▶ _Task prompt_
Copy down all of the data underneath, exactly as shown.

▶ _Data listing_
____________

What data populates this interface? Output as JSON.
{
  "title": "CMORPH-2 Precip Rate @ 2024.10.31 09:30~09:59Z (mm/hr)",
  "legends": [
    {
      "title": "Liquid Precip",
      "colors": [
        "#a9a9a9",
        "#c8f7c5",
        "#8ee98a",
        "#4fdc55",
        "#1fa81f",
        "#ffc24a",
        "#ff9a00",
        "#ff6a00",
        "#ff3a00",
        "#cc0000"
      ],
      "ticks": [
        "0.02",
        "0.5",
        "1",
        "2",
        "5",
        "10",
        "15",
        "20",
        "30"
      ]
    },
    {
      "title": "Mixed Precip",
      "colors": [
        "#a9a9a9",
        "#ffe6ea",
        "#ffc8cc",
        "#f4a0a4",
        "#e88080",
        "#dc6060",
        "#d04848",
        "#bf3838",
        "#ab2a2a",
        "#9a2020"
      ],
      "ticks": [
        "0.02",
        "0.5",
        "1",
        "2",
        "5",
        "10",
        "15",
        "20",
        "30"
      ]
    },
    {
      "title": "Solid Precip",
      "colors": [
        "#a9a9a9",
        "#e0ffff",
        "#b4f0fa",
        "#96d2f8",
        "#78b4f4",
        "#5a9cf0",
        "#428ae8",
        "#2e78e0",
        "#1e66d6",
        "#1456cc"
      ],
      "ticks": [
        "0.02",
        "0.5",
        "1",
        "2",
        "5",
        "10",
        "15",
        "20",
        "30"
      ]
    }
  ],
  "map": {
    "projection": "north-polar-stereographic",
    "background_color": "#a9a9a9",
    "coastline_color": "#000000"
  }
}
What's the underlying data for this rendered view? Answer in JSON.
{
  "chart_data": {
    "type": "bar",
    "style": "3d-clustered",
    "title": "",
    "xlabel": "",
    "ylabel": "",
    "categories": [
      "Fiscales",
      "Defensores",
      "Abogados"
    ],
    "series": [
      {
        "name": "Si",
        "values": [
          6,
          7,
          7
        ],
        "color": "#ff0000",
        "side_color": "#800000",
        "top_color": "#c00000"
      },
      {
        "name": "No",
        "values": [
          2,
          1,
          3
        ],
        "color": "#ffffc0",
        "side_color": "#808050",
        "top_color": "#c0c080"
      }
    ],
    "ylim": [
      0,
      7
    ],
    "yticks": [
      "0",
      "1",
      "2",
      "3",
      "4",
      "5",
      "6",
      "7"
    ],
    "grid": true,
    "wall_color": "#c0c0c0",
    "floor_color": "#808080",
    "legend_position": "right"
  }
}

____________

▶ _Task answer_
What data populates this interface? Output as JSON.
{
  "title": "CMORPH-2 Precip Rate @ 2024.10.31 09:30~09:59Z (mm/hr)",
  "legends": [
    {
      "title": "Liquid Precip",
      "colors": [
        "#a9a9a9",
        "#c8f7c5",
        "#8ee98a",
        "#4fdc55",
        "#1fa81f",
        "#ffc24a",
        "#ff9a00",
        "#ff6a00",
        "#ff3a00",
        "#cc0000"
      ],
      "ticks": [
        "0.02",
        "0.5",
        "1",
        "2",
        "5",
        "10",
        "15",
        "20",
        "30"
      ]
    },
    {
      "title": "Mixed Precip",
      "colors": [
        "#a9a9a9",
        "#ffe6ea",
        "#ffc8cc",
        "#f4a0a4",
        "#e88080",
        "#dc6060",
        "#d04848",
        "#bf3838",
        "#ab2a2a",
        "#9a2020"
      ],
      "ticks": [
        "0.02",
        "0.5",
        "1",
        "2",
        "5",
        "10",
        "15",
        "20",
        "30"
      ]
    },
    {
      "title": "Solid Precip",
      "colors": [
        "#a9a9a9",
        "#e0ffff",
        "#b4f0fa",
        "#96d2f8",
        "#78b4f4",
        "#5a9cf0",
        "#428ae8",
        "#2e78e0",
        "#1e66d6",
        "#1456cc"
      ],
      "ticks": [
        "0.02",
        "0.5",
        "1",
        "2",
        "5",
        "10",
        "15",
        "20",
        "30"
      ]
    }
  ],
  "map": {
    "projection": "north-polar-stereographic",
    "background_color": "#a9a9a9",
    "coastline_color": "#000000"
  }
}
What's the underlying data for this rendered view? Answer in JSON.
{
  "chart_data": {
    "type": "bar",
    "style": "3d-clustered",
    "title": "",
    "xlabel": "",
    "ylabel": "",
    "categories": [
      "Fiscales",
      "Defensores",
      "Abogados"
    ],
    "series": [
      {
        "name": "Si",
        "values": [
          6,
          7,
          7
        ],
        "color": "#ff0000",
        "side_color": "#800000",
        "top_color": "#c00000"
      },
      {
        "name": "No",
        "values": [
          2,
          1,
          3
        ],
        "color": "#ffffc0",
        "side_color": "#808050",
        "top_color": "#c0c080"
      }
    ],
    "ylim": [
      0,
      7
    ],
    "yticks": [
      "0",
      "1",
      "2",
      "3",
      "4",
      "5",
      "6",
      "7"
    ],
    "grid": true,
    "wall_color": "#c0c0c0",
    "floor_color": "#808080",
    "legend_position": "right"
  }
}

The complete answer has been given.